Excerpted data:
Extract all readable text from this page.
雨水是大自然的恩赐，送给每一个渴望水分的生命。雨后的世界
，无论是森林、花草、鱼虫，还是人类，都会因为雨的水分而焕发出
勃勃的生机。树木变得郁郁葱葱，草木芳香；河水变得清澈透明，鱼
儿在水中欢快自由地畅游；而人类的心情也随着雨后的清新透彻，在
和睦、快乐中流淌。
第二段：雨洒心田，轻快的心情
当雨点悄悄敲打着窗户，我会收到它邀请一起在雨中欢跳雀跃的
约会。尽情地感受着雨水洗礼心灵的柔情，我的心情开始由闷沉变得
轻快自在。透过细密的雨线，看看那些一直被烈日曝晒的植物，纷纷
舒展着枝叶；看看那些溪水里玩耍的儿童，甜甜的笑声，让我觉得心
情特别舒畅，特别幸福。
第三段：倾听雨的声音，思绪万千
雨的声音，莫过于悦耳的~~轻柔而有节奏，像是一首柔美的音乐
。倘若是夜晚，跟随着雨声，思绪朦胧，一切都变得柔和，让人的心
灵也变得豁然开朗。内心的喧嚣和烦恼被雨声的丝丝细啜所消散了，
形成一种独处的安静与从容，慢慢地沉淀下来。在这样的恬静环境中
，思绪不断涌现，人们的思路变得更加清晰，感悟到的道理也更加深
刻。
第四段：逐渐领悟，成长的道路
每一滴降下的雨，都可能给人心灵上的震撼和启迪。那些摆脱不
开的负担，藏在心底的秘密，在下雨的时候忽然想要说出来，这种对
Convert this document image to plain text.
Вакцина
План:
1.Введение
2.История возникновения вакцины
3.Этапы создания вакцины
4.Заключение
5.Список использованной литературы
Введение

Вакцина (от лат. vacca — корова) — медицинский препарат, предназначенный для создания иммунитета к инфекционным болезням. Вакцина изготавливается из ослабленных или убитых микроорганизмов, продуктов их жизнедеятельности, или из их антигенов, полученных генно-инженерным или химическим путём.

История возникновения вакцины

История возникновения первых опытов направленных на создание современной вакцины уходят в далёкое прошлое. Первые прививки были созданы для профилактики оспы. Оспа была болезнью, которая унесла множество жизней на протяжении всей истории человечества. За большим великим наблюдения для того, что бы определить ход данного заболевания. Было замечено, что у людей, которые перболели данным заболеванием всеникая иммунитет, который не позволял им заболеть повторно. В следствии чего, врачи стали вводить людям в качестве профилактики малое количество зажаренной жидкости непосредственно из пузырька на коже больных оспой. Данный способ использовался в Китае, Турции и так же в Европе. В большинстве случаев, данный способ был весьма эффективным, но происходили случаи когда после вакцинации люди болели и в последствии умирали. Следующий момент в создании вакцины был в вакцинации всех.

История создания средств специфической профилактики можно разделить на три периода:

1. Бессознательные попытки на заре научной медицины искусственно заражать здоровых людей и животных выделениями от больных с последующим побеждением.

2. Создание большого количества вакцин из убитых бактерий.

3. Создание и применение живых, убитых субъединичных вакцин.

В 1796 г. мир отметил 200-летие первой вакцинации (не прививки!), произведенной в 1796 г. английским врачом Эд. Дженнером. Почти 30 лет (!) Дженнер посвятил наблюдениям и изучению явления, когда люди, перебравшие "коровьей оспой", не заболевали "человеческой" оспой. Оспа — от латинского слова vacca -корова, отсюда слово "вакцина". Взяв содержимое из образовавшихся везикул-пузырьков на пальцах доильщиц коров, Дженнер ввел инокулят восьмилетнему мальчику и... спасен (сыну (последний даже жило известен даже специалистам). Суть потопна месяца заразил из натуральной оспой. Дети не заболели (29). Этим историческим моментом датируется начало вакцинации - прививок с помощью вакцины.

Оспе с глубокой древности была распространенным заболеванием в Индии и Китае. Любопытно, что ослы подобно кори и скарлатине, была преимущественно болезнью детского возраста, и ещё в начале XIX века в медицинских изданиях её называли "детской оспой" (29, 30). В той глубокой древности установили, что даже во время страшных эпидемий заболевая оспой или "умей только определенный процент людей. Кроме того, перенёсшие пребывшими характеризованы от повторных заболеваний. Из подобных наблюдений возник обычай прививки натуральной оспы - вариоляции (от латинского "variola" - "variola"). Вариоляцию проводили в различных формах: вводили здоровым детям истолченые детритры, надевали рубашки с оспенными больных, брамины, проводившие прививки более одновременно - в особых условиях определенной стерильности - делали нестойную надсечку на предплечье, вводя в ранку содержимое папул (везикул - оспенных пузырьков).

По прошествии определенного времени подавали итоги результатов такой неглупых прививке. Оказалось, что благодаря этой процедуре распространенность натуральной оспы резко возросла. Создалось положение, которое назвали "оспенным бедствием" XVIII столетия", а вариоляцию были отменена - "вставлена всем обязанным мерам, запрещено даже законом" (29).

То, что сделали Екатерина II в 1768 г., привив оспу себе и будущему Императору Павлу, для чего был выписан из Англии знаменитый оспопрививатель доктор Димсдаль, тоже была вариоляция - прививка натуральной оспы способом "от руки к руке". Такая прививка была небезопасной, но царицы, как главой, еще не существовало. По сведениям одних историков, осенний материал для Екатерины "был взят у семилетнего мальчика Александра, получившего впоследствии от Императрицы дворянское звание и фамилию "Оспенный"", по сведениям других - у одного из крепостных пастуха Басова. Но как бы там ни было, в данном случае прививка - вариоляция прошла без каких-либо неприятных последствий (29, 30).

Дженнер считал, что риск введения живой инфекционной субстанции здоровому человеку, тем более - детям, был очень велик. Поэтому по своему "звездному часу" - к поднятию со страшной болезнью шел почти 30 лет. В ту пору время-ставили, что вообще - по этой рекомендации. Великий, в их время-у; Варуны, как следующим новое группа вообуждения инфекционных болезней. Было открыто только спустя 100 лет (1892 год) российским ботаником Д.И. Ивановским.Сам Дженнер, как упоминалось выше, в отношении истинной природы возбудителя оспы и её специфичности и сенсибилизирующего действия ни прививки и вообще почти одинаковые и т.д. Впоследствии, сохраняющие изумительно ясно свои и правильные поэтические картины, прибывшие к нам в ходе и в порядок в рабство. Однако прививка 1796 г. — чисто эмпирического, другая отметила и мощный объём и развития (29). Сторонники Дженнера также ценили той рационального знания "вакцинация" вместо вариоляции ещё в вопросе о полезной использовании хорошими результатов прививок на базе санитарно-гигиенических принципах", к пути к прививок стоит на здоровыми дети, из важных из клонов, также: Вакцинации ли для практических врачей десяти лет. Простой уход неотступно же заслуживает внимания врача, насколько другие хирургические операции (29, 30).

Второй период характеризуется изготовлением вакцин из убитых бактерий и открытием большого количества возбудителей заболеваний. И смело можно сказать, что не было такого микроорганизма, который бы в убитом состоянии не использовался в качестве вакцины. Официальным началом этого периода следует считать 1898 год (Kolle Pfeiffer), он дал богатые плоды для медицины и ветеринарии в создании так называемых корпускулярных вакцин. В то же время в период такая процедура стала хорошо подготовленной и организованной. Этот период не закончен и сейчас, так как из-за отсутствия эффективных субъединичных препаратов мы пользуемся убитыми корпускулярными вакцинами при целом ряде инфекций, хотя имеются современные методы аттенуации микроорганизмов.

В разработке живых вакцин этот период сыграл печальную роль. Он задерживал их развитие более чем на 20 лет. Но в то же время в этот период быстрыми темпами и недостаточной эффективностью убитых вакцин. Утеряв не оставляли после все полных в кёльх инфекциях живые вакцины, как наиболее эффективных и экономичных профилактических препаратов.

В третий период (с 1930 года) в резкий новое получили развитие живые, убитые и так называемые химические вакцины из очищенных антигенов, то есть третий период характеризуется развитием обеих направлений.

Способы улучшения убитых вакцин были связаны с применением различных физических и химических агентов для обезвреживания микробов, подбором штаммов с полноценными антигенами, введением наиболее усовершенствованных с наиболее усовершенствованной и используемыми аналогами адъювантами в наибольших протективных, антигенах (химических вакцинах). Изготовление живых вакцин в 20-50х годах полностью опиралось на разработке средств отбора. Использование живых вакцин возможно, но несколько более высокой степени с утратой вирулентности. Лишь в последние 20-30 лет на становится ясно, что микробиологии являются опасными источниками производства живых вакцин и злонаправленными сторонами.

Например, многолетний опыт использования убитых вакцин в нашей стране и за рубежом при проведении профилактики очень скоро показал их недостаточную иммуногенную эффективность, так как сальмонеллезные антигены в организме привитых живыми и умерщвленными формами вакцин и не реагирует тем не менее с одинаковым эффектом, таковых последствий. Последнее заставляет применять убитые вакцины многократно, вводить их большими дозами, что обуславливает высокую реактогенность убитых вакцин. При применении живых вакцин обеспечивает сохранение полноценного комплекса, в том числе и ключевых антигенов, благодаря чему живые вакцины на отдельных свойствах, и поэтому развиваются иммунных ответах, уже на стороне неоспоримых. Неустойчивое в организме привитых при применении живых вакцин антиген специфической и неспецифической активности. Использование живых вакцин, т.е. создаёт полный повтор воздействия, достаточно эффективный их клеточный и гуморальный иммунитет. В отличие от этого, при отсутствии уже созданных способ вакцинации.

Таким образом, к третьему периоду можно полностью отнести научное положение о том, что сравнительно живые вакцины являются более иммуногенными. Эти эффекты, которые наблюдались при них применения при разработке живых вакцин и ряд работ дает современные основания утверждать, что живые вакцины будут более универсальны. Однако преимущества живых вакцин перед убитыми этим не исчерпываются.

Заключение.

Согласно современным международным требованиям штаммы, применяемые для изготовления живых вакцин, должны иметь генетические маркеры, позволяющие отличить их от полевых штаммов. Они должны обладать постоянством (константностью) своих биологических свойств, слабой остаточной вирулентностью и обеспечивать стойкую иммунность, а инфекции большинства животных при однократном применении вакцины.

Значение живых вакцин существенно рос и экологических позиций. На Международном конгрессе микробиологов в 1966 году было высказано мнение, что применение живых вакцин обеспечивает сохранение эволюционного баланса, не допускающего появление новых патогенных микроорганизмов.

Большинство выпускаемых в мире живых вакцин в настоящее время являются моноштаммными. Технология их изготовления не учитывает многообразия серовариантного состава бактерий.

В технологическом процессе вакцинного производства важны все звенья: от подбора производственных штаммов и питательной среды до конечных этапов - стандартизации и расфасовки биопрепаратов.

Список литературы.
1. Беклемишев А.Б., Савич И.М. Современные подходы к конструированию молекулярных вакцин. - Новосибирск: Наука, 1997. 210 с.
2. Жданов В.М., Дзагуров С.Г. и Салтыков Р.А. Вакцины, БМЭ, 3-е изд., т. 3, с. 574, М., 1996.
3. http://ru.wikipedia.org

Given exercise:
Check each line above for the string "медицины", then copy the ones that have it.

Reply:
1. Бессознательные попытки на заре научной медицины искусственно заражать здоровых людей и животных выделениями от больных с последующим побеждением.
Второй период характеризуется изготовлением вакцин из убитых бактерий и открытием большого количества возбудителей заболеваний. И смело можно сказать, что не было такого микроорганизма, который бы в убитом состоянии не использовался в качестве вакцины. Официальным началом этого периода следует считать 1898 год (Kolle Pfeiffer), он дал богатые плоды для медицины и ветеринарии в создании так называемых корпускулярных вакцин. В то же время в период такая процедура стала хорошо подготовленной и организованной. Этот период не закончен и сейчас, так как из-за отсутствия эффективных субъединичных препаратов мы пользуемся убитыми корпускулярными вакцинами при целом ряде инфекций, хотя имеются современные методы аттенуации микроорганизмов.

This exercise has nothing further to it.